* **DIRECTIVE**: Gather all lines in the data that hold the string "screenshot".

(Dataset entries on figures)
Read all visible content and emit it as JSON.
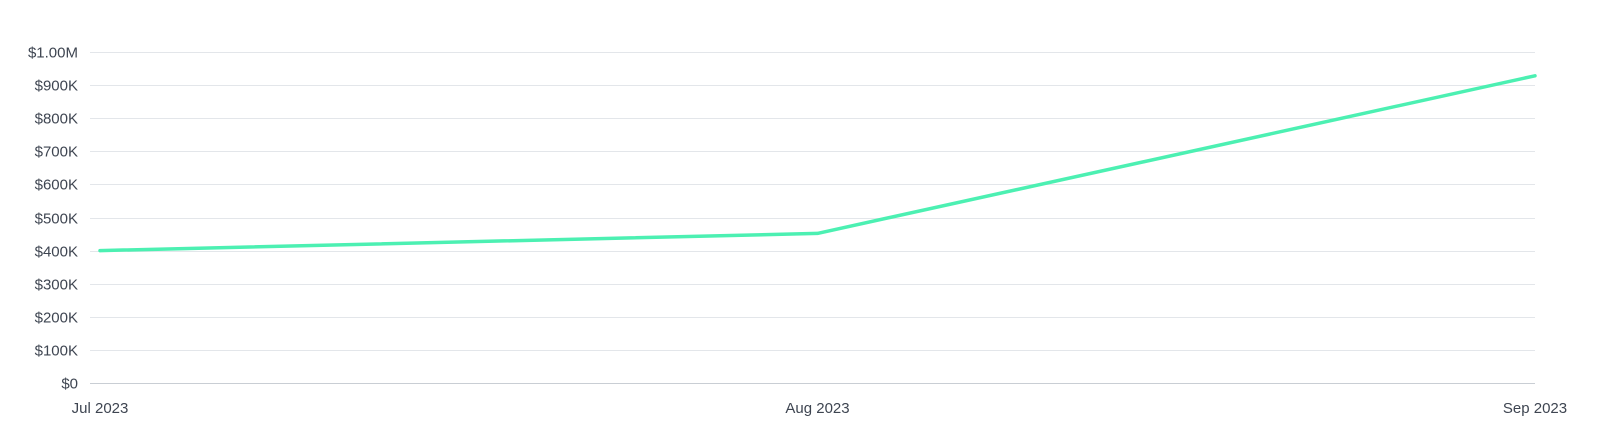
{
  "colors": {
    "series": "#4cf0b2",
    "grid": "#e3e6ea",
    "text": "#3e4551"
  },
  "chart_data": {
    "type": "line",
    "title": "",
    "xlabel": "",
    "ylabel": "",
    "categories": [
      "Jul 2023",
      "Aug 2023",
      "Sep 2023"
    ],
    "series": [
      {
        "values": [
          400000,
          452000,
          928000
        ]
      }
    ],
    "ylim": [
      0,
      1000000
    ],
    "y_ticks": [
      {
        "value": 0,
        "label": "$0"
      },
      {
        "value": 100000,
        "label": "$100K"
      },
      {
        "value": 200000,
        "label": "$200K"
      },
      {
        "value": 300000,
        "label": "$300K"
      },
      {
        "value": 400000,
        "label": "$400K"
      },
      {
        "value": 500000,
        "label": "$500K"
      },
      {
        "value": 600000,
        "label": "$600K"
      },
      {
        "value": 700000,
        "label": "$700K"
      },
      {
        "value": 800000,
        "label": "$800K"
      },
      {
        "value": 900000,
        "label": "$900K"
      },
      {
        "value": 1000000,
        "label": "$1.00M"
      }
    ],
    "grid": true,
    "legend": "none"
  }
}
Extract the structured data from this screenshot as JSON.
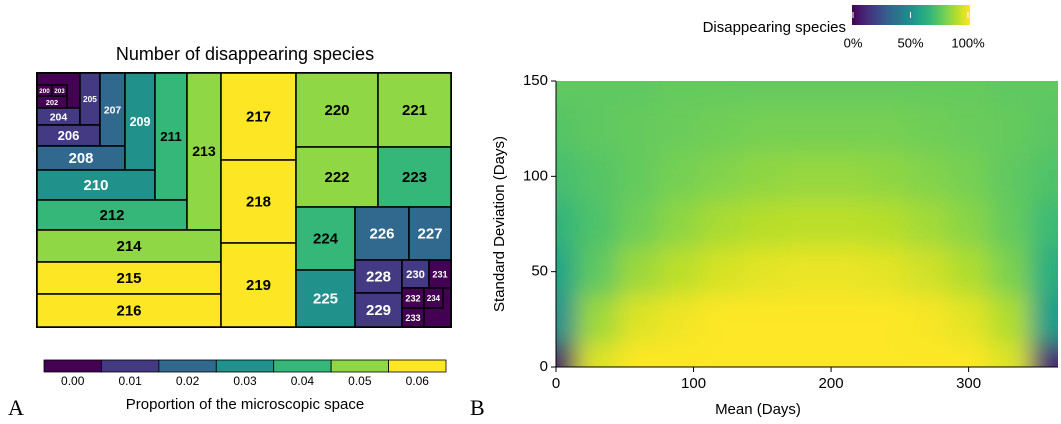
{
  "chart_data": [
    {
      "type": "treemap",
      "title": "Number of disappearing species",
      "panel": "A",
      "items": [
        {
          "label": "200",
          "value": 0.001
        },
        {
          "label": "202",
          "value": 0.003
        },
        {
          "label": "203",
          "value": 0.002
        },
        {
          "label": "204",
          "value": 0.008
        },
        {
          "label": "205",
          "value": 0.01
        },
        {
          "label": "206",
          "value": 0.012
        },
        {
          "label": "207",
          "value": 0.018
        },
        {
          "label": "208",
          "value": 0.02
        },
        {
          "label": "209",
          "value": 0.028
        },
        {
          "label": "210",
          "value": 0.03
        },
        {
          "label": "211",
          "value": 0.038
        },
        {
          "label": "212",
          "value": 0.042
        },
        {
          "label": "213",
          "value": 0.048
        },
        {
          "label": "214",
          "value": 0.052
        },
        {
          "label": "215",
          "value": 0.058
        },
        {
          "label": "216",
          "value": 0.06
        },
        {
          "label": "217",
          "value": 0.062
        },
        {
          "label": "218",
          "value": 0.061
        },
        {
          "label": "219",
          "value": 0.06
        },
        {
          "label": "220",
          "value": 0.052
        },
        {
          "label": "221",
          "value": 0.05
        },
        {
          "label": "222",
          "value": 0.048
        },
        {
          "label": "223",
          "value": 0.043
        },
        {
          "label": "224",
          "value": 0.035
        },
        {
          "label": "225",
          "value": 0.033
        },
        {
          "label": "226",
          "value": 0.022
        },
        {
          "label": "227",
          "value": 0.02
        },
        {
          "label": "228",
          "value": 0.013
        },
        {
          "label": "229",
          "value": 0.011
        },
        {
          "label": "230",
          "value": 0.006
        },
        {
          "label": "231",
          "value": 0.005
        },
        {
          "label": "232",
          "value": 0.003
        },
        {
          "label": "233",
          "value": 0.002
        },
        {
          "label": "234",
          "value": 0.001
        }
      ],
      "colorbar": {
        "title": "Proportion of the microscopic space",
        "ticks": [
          {
            "value": 0,
            "label": "0.00"
          },
          {
            "value": 0.01,
            "label": "0.01"
          },
          {
            "value": 0.02,
            "label": "0.02"
          },
          {
            "value": 0.03,
            "label": "0.03"
          },
          {
            "value": 0.04,
            "label": "0.04"
          },
          {
            "value": 0.05,
            "label": "0.05"
          },
          {
            "value": 0.06,
            "label": "0.06"
          }
        ],
        "colors": [
          "#440154",
          "#443a83",
          "#31688e",
          "#21918c",
          "#35b779",
          "#8fd744",
          "#fde725"
        ]
      }
    },
    {
      "type": "heatmap",
      "panel": "B",
      "x_label": "Mean (Days)",
      "y_label": "Standard Deviation (Days)",
      "colormap": "viridis",
      "colorbar": {
        "title": "Disappearing species",
        "zlim": [
          0,
          100
        ],
        "ticks": [
          {
            "value": 0,
            "label": "0%"
          },
          {
            "value": 50,
            "label": "50%"
          },
          {
            "value": 100,
            "label": "100%"
          }
        ]
      },
      "xlim": [
        0,
        365
      ],
      "xticks": [
        0,
        100,
        200,
        300
      ],
      "ylim": [
        0,
        150
      ],
      "yticks": [
        0,
        50,
        100,
        150
      ],
      "x": [
        0,
        30,
        60,
        90,
        120,
        150,
        180,
        210,
        240,
        270,
        300,
        330,
        360
      ],
      "y": [
        0,
        25,
        50,
        75,
        100,
        125,
        150
      ],
      "z": [
        [
          5,
          95,
          100,
          100,
          100,
          100,
          100,
          100,
          100,
          100,
          100,
          95,
          10
        ],
        [
          50,
          85,
          95,
          98,
          100,
          100,
          100,
          100,
          100,
          99,
          96,
          88,
          55
        ],
        [
          58,
          75,
          85,
          90,
          94,
          96,
          97,
          97,
          96,
          93,
          88,
          80,
          62
        ],
        [
          65,
          72,
          78,
          83,
          87,
          89,
          90,
          90,
          89,
          86,
          82,
          76,
          68
        ],
        [
          70,
          73,
          76,
          79,
          81,
          83,
          84,
          84,
          83,
          81,
          79,
          75,
          72
        ],
        [
          73,
          75,
          76,
          77,
          78,
          79,
          79,
          79,
          79,
          78,
          77,
          76,
          74
        ],
        [
          75,
          75,
          75,
          76,
          76,
          76,
          76,
          76,
          76,
          76,
          76,
          75,
          75
        ]
      ]
    }
  ]
}
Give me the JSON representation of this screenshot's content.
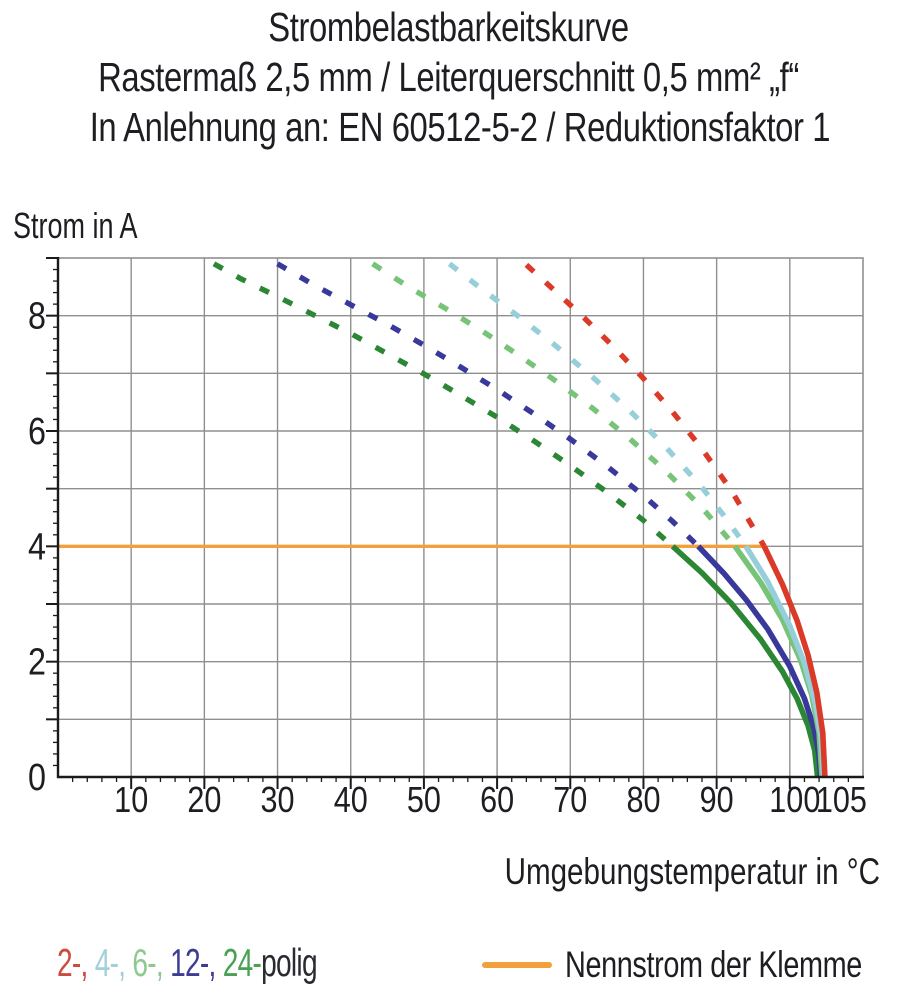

* **THE SOLUTION**:
Extract the structured data from this screenshot as JSON.
Give me the JSON representation of this screenshot's content.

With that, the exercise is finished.